WHAT YOU ARE ASKED TO DO | Repeat every line below exactly as it reads.

========================================

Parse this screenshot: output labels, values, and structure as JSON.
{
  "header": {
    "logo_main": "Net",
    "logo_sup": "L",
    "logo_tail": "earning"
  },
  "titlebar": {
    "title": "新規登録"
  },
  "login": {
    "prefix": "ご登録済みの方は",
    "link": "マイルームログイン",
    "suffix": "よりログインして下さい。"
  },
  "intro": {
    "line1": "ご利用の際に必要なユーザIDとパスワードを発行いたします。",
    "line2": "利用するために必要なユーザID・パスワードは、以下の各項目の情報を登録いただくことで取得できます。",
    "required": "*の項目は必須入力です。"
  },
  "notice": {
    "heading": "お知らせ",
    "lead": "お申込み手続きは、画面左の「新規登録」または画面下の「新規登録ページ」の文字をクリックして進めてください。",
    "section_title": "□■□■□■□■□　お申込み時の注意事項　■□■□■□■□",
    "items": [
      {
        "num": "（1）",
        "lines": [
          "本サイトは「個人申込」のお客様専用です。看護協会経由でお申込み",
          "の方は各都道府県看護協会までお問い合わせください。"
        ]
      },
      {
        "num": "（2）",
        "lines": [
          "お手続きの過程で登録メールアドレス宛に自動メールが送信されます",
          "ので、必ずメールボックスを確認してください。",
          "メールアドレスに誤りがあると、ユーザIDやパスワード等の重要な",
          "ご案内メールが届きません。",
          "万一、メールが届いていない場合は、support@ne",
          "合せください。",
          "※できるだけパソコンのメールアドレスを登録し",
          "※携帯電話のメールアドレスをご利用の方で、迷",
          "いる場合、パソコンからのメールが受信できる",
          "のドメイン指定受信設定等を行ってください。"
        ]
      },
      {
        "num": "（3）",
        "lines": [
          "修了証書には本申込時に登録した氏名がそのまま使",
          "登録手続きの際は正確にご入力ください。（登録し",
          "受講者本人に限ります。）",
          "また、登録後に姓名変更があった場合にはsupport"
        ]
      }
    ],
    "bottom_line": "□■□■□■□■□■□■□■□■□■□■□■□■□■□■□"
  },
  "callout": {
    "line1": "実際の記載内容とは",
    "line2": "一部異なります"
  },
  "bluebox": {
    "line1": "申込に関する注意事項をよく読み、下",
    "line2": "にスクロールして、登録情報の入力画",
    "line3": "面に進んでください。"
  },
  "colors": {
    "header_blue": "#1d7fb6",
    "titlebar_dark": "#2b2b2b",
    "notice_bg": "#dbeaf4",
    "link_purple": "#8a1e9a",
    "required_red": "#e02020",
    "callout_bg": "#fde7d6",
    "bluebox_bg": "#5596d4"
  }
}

========================================

RESULT BELOW |
Parse this screenshot: output labels, values, and structure as JSON.
{
  "header": {
    "logo_main": "Net",
    "logo_sup": "L",
    "logo_tail": "earning"
  },
  "titlebar": {
    "title": "新規登録"
  },
  "login": {
    "prefix": "ご登録済みの方は",
    "link": "マイルームログイン",
    "suffix": "よりログインして下さい。"
  },
  "intro": {
    "line1": "ご利用の際に必要なユーザIDとパスワードを発行いたします。",
    "line2": "利用するために必要なユーザID・パスワードは、以下の各項目の情報を登録いただくことで取得できます。",
    "required": "*の項目は必須入力です。"
  },
  "notice": {
    "heading": "お知らせ",
    "lead": "お申込み手続きは、画面左の「新規登録」または画面下の「新規登録ページ」の文字をクリックして進めてください。",
    "section_title": "□■□■□■□■□　お申込み時の注意事項　■□■□■□■□",
    "items": [
      {
        "num": "（1）",
        "lines": [
          "本サイトは「個人申込」のお客様専用です。看護協会経由でお申込み",
          "の方は各都道府県看護協会までお問い合わせください。"
        ]
      },
      {
        "num": "（2）",
        "lines": [
          "お手続きの過程で登録メールアドレス宛に自動メールが送信されます",
          "ので、必ずメールボックスを確認してください。",
          "メールアドレスに誤りがあると、ユーザIDやパスワード等の重要な",
          "ご案内メールが届きません。",
          "万一、メールが届いていない場合は、support@ne",
          "合せください。",
          "※できるだけパソコンのメールアドレスを登録し",
          "※携帯電話のメールアドレスをご利用の方で、迷",
          "いる場合、パソコンからのメールが受信できる",
          "のドメイン指定受信設定等を行ってください。"
        ]
      },
      {
        "num": "（3）",
        "lines": [
          "修了証書には本申込時に登録した氏名がそのまま使",
          "登録手続きの際は正確にご入力ください。（登録し",
          "受講者本人に限ります。）",
          "また、登録後に姓名変更があった場合にはsupport"
        ]
      }
    ],
    "bottom_line": "□■□■□■□■□■□■□■□■□■□■□■□■□■□■□"
  },
  "callout": {
    "line1": "実際の記載内容とは",
    "line2": "一部異なります"
  },
  "bluebox": {
    "line1": "申込に関する注意事項をよく読み、下",
    "line2": "にスクロールして、登録情報の入力画",
    "line3": "面に進んでください。"
  },
  "colors": {
    "header_blue": "#1d7fb6",
    "titlebar_dark": "#2b2b2b",
    "notice_bg": "#dbeaf4",
    "link_purple": "#8a1e9a",
    "required_red": "#e02020",
    "callout_bg": "#fde7d6",
    "bluebox_bg": "#5596d4"
  }
}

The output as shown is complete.